AIM
Transcribe every entry word for word. Skip the pictures.

PROVIDED DATA
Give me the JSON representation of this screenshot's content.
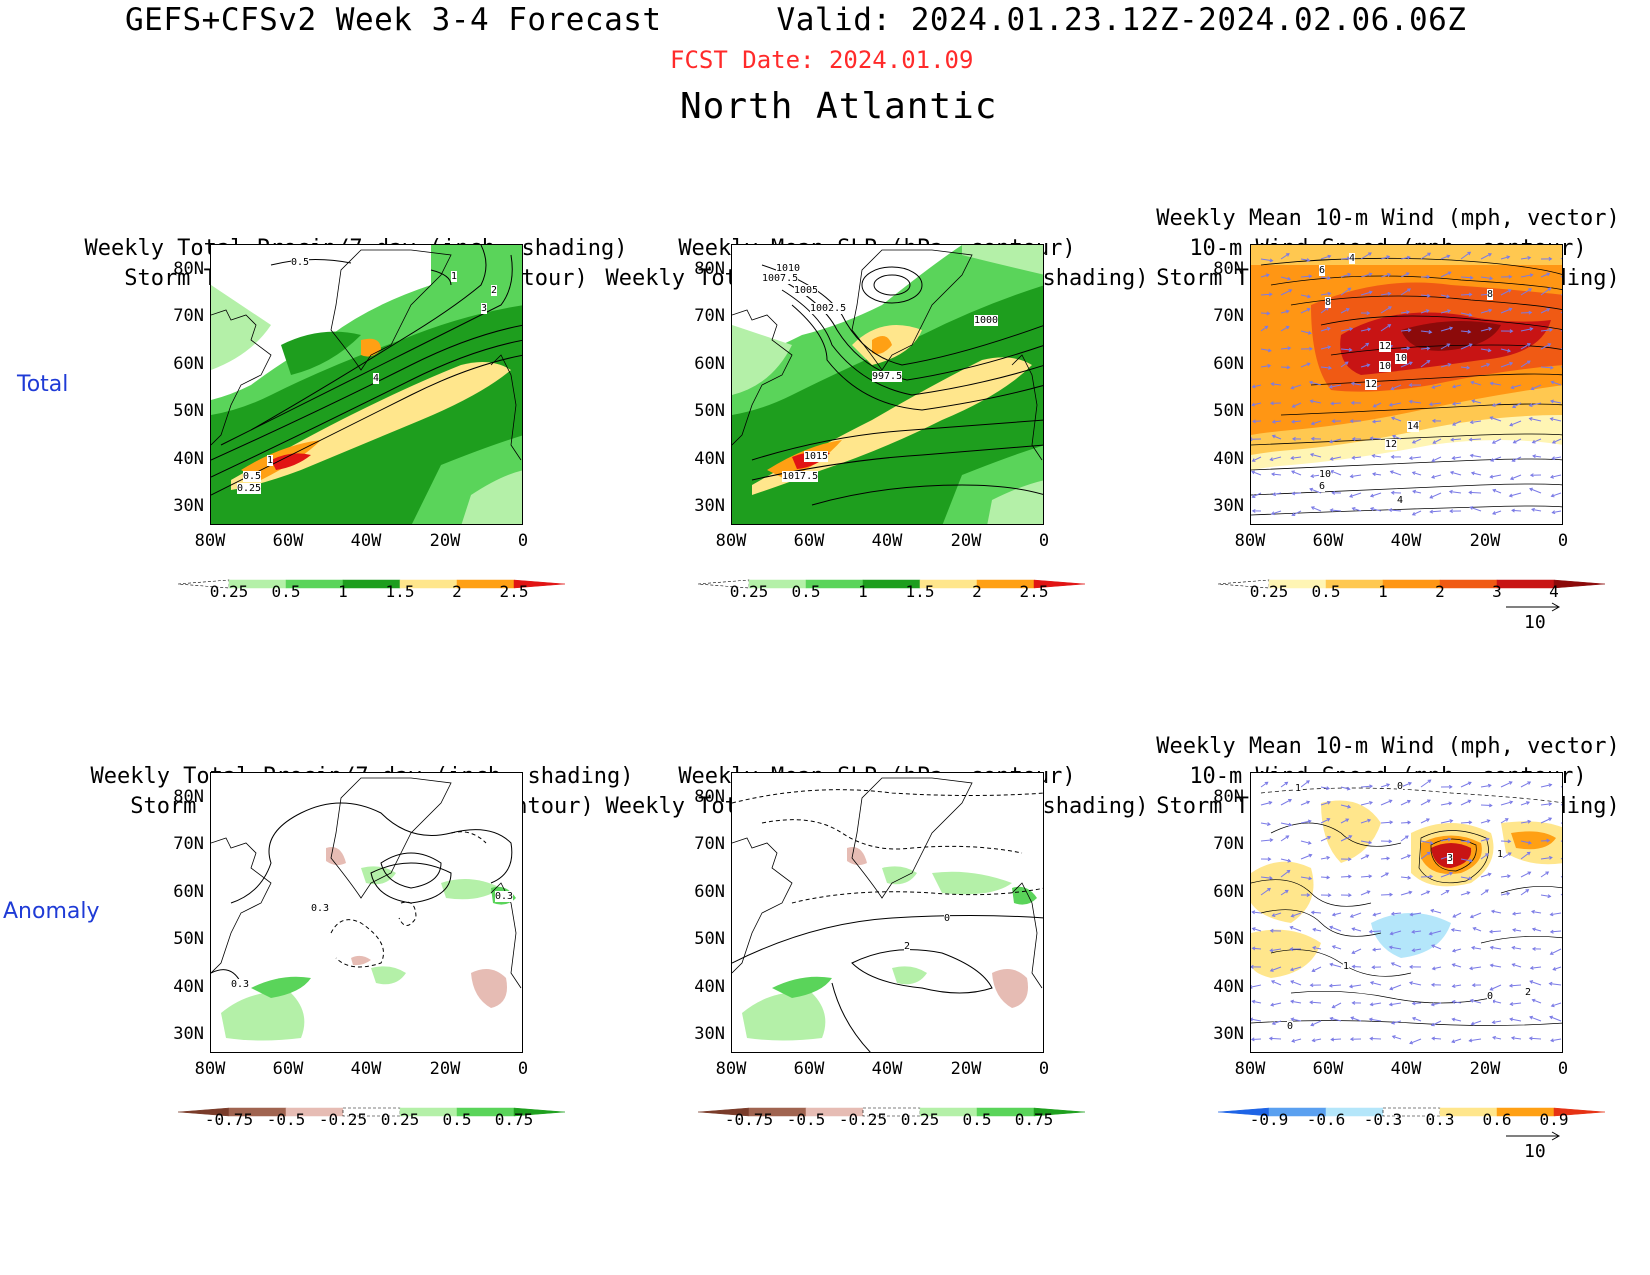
{
  "header": {
    "title": "GEFS+CFSv2 Week 3-4 Forecast      Valid: 2024.01.23.12Z-2024.02.06.06Z",
    "fcst_date": "FCST Date: 2024.01.09",
    "region": "North Atlantic"
  },
  "row_labels": {
    "total": "Total",
    "anomaly": "Anomaly"
  },
  "axes": {
    "lat_ticks": [
      "80N",
      "70N",
      "60N",
      "50N",
      "40N",
      "30N"
    ],
    "lon_ticks": [
      "80W",
      "60W",
      "40W",
      "20W",
      "0"
    ]
  },
  "panels": {
    "p1": {
      "title": [
        "Weekly Total Precip/7-day (inch, shading)",
        "Storm Track Density/7-day (contour)"
      ]
    },
    "p2": {
      "title": [
        "Weekly Mean SLP (hPa, contour)",
        "Weekly Total Precip/7-day (inch, shading)"
      ]
    },
    "p3": {
      "title": [
        "Weekly Mean 10-m Wind (mph, vector)",
        "10-m Wind Speed (mph, contour)",
        "Storm Track Density/7-day (shading)"
      ]
    },
    "p4": {
      "title": [
        "Weekly Total Precip/7-day (inch, shading)",
        "Storm Track Density/7-day (contour)"
      ]
    },
    "p5": {
      "title": [
        "Weekly Mean SLP (hPa, contour)",
        "Weekly Total Precip/7-day (inch, shading)"
      ]
    },
    "p6": {
      "title": [
        "Weekly Mean 10-m Wind (mph, vector)",
        "10-m Wind Speed (mph, contour)",
        "Storm Track Density/7-day (shading)"
      ]
    }
  },
  "contour_labels": {
    "p1": [
      "0.5",
      "1",
      "2",
      "3",
      "4",
      "1",
      "0.5",
      "0.25"
    ],
    "p2": [
      "1010",
      "1007.5",
      "1005",
      "1002.5",
      "1000",
      "997.5",
      "1015",
      "1017.5"
    ],
    "p3": [
      "4",
      "6",
      "8",
      "8",
      "12",
      "10",
      "10",
      "12",
      "14",
      "12",
      "10",
      "6",
      "4"
    ],
    "p4": [
      "0.3",
      "0.3",
      "0.3"
    ],
    "p5": [
      "0",
      "2"
    ],
    "p6": [
      "1",
      "0",
      "3",
      "1",
      "1",
      "0",
      "0",
      "2"
    ]
  },
  "colorbars": {
    "precip_total": {
      "labels": [
        "0.25",
        "0.5",
        "1",
        "1.5",
        "2",
        "2.5"
      ],
      "colors": [
        "#ffffff",
        "#b4f0a8",
        "#5ad45a",
        "#1e9e1e",
        "#ffe68c",
        "#ffa014",
        "#e11414"
      ]
    },
    "storm_total": {
      "labels": [
        "0.25",
        "0.5",
        "1",
        "2",
        "3",
        "4"
      ],
      "colors": [
        "#ffffff",
        "#fff5b4",
        "#ffc850",
        "#ff9614",
        "#f05a14",
        "#c81414",
        "#8c0a0a"
      ]
    },
    "precip_anom": {
      "labels": [
        "-0.75",
        "-0.5",
        "-0.25",
        "0.25",
        "0.5",
        "0.75"
      ],
      "colors": [
        "#7a3c2a",
        "#a06450",
        "#e6bcb4",
        "#ffffff",
        "#b4f0a8",
        "#5ad45a",
        "#1ea01e"
      ]
    },
    "storm_anom": {
      "labels": [
        "-0.9",
        "-0.6",
        "-0.3",
        "0.3",
        "0.6",
        "0.9"
      ],
      "colors": [
        "#1e64e6",
        "#5aa0f0",
        "#b4e6fa",
        "#ffffff",
        "#ffe68c",
        "#ffa014",
        "#e63214"
      ]
    }
  },
  "vector_ref": "10",
  "colors": {
    "fcst_red": "#ff2a2a",
    "row_label_blue": "#1f3bd6",
    "wind_vectors": "#7a7ae6"
  }
}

RESPONSE TO THIS TASK
Give me the JSON representation of this screenshot's content.
{
  "header": {
    "title": "GEFS+CFSv2 Week 3-4 Forecast      Valid: 2024.01.23.12Z-2024.02.06.06Z",
    "fcst_date": "FCST Date: 2024.01.09",
    "region": "North Atlantic"
  },
  "row_labels": {
    "total": "Total",
    "anomaly": "Anomaly"
  },
  "axes": {
    "lat_ticks": [
      "80N",
      "70N",
      "60N",
      "50N",
      "40N",
      "30N"
    ],
    "lon_ticks": [
      "80W",
      "60W",
      "40W",
      "20W",
      "0"
    ]
  },
  "panels": {
    "p1": {
      "title": [
        "Weekly Total Precip/7-day (inch, shading)",
        "Storm Track Density/7-day (contour)"
      ]
    },
    "p2": {
      "title": [
        "Weekly Mean SLP (hPa, contour)",
        "Weekly Total Precip/7-day (inch, shading)"
      ]
    },
    "p3": {
      "title": [
        "Weekly Mean 10-m Wind (mph, vector)",
        "10-m Wind Speed (mph, contour)",
        "Storm Track Density/7-day (shading)"
      ]
    },
    "p4": {
      "title": [
        "Weekly Total Precip/7-day (inch, shading)",
        "Storm Track Density/7-day (contour)"
      ]
    },
    "p5": {
      "title": [
        "Weekly Mean SLP (hPa, contour)",
        "Weekly Total Precip/7-day (inch, shading)"
      ]
    },
    "p6": {
      "title": [
        "Weekly Mean 10-m Wind (mph, vector)",
        "10-m Wind Speed (mph, contour)",
        "Storm Track Density/7-day (shading)"
      ]
    }
  },
  "contour_labels": {
    "p1": [
      "0.5",
      "1",
      "2",
      "3",
      "4",
      "1",
      "0.5",
      "0.25"
    ],
    "p2": [
      "1010",
      "1007.5",
      "1005",
      "1002.5",
      "1000",
      "997.5",
      "1015",
      "1017.5"
    ],
    "p3": [
      "4",
      "6",
      "8",
      "8",
      "12",
      "10",
      "10",
      "12",
      "14",
      "12",
      "10",
      "6",
      "4"
    ],
    "p4": [
      "0.3",
      "0.3",
      "0.3"
    ],
    "p5": [
      "0",
      "2"
    ],
    "p6": [
      "1",
      "0",
      "3",
      "1",
      "1",
      "0",
      "0",
      "2"
    ]
  },
  "colorbars": {
    "precip_total": {
      "labels": [
        "0.25",
        "0.5",
        "1",
        "1.5",
        "2",
        "2.5"
      ],
      "colors": [
        "#ffffff",
        "#b4f0a8",
        "#5ad45a",
        "#1e9e1e",
        "#ffe68c",
        "#ffa014",
        "#e11414"
      ]
    },
    "storm_total": {
      "labels": [
        "0.25",
        "0.5",
        "1",
        "2",
        "3",
        "4"
      ],
      "colors": [
        "#ffffff",
        "#fff5b4",
        "#ffc850",
        "#ff9614",
        "#f05a14",
        "#c81414",
        "#8c0a0a"
      ]
    },
    "precip_anom": {
      "labels": [
        "-0.75",
        "-0.5",
        "-0.25",
        "0.25",
        "0.5",
        "0.75"
      ],
      "colors": [
        "#7a3c2a",
        "#a06450",
        "#e6bcb4",
        "#ffffff",
        "#b4f0a8",
        "#5ad45a",
        "#1ea01e"
      ]
    },
    "storm_anom": {
      "labels": [
        "-0.9",
        "-0.6",
        "-0.3",
        "0.3",
        "0.6",
        "0.9"
      ],
      "colors": [
        "#1e64e6",
        "#5aa0f0",
        "#b4e6fa",
        "#ffffff",
        "#ffe68c",
        "#ffa014",
        "#e63214"
      ]
    }
  },
  "vector_ref": "10",
  "colors": {
    "fcst_red": "#ff2a2a",
    "row_label_blue": "#1f3bd6",
    "wind_vectors": "#7a7ae6"
  }
}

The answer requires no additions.